§ YOUR OBJECTIVE: Strip the pictures and reproduce the rest of the listing exactly.

§ TASK INPUT:

begin

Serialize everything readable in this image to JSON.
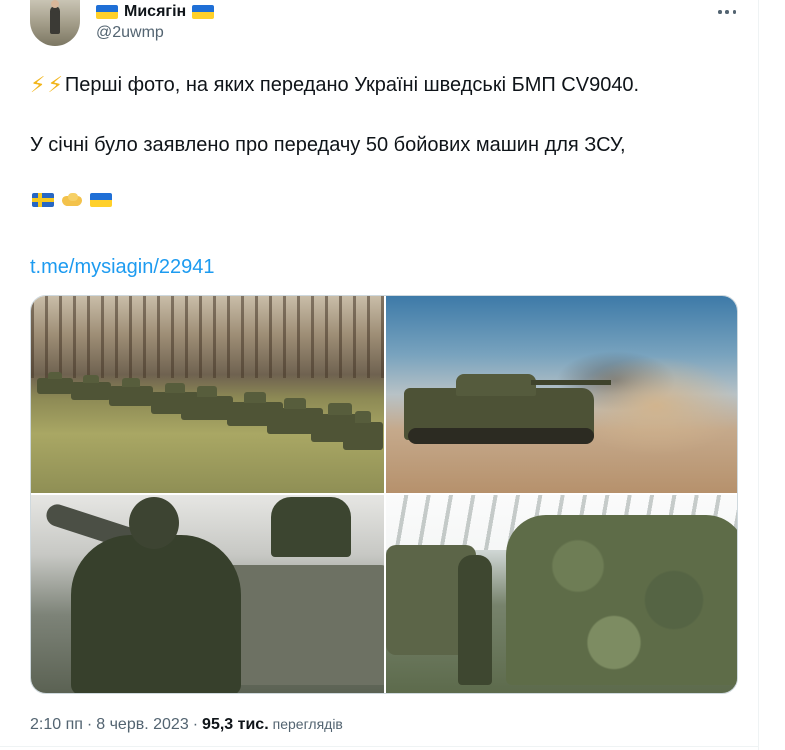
{
  "author": {
    "display_name": "Мисягін",
    "handle": "@2uwmp",
    "name_flag": "ukraine-flag"
  },
  "tweet": {
    "line1": "Перші фото, на яких передано Україні шведські БМП CV9040.",
    "line1_prefix_icons": [
      "lightning-icon",
      "lightning-icon"
    ],
    "line2": "У січні було заявлено про передачу 50 бойових машин для ЗСУ,",
    "emoji_row": [
      "sweden-flag",
      "handshake-icon",
      "ukraine-flag"
    ],
    "link": "t.me/mysiagin/22941"
  },
  "media": {
    "photos": [
      {
        "subject": "convoy-of-vehicles-in-field"
      },
      {
        "subject": "vehicle-firing-in-dust"
      },
      {
        "subject": "soldier-beside-vehicle"
      },
      {
        "subject": "camouflaged-vehicle-in-hangar"
      }
    ]
  },
  "meta": {
    "time": "2:10 пп",
    "date": "8 черв. 2023",
    "separator": "·",
    "views_count": "95,3 тис.",
    "views_label": "переглядів"
  },
  "colors": {
    "text": "#0f1419",
    "muted": "#536471",
    "link": "#1d9bf0",
    "border": "#cfd9de"
  }
}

end

§ WRITTEN SOLUTION:
Serialize everything readable in this image to JSON.
{
  "author": {
    "display_name": "Мисягін",
    "handle": "@2uwmp",
    "name_flag": "ukraine-flag"
  },
  "tweet": {
    "line1": "Перші фото, на яких передано Україні шведські БМП CV9040.",
    "line1_prefix_icons": [
      "lightning-icon",
      "lightning-icon"
    ],
    "line2": "У січні було заявлено про передачу 50 бойових машин для ЗСУ,",
    "emoji_row": [
      "sweden-flag",
      "handshake-icon",
      "ukraine-flag"
    ],
    "link": "t.me/mysiagin/22941"
  },
  "media": {
    "photos": [
      {
        "subject": "convoy-of-vehicles-in-field"
      },
      {
        "subject": "vehicle-firing-in-dust"
      },
      {
        "subject": "soldier-beside-vehicle"
      },
      {
        "subject": "camouflaged-vehicle-in-hangar"
      }
    ]
  },
  "meta": {
    "time": "2:10 пп",
    "date": "8 черв. 2023",
    "separator": "·",
    "views_count": "95,3 тис.",
    "views_label": "переглядів"
  },
  "colors": {
    "text": "#0f1419",
    "muted": "#536471",
    "link": "#1d9bf0",
    "border": "#cfd9de"
  }
}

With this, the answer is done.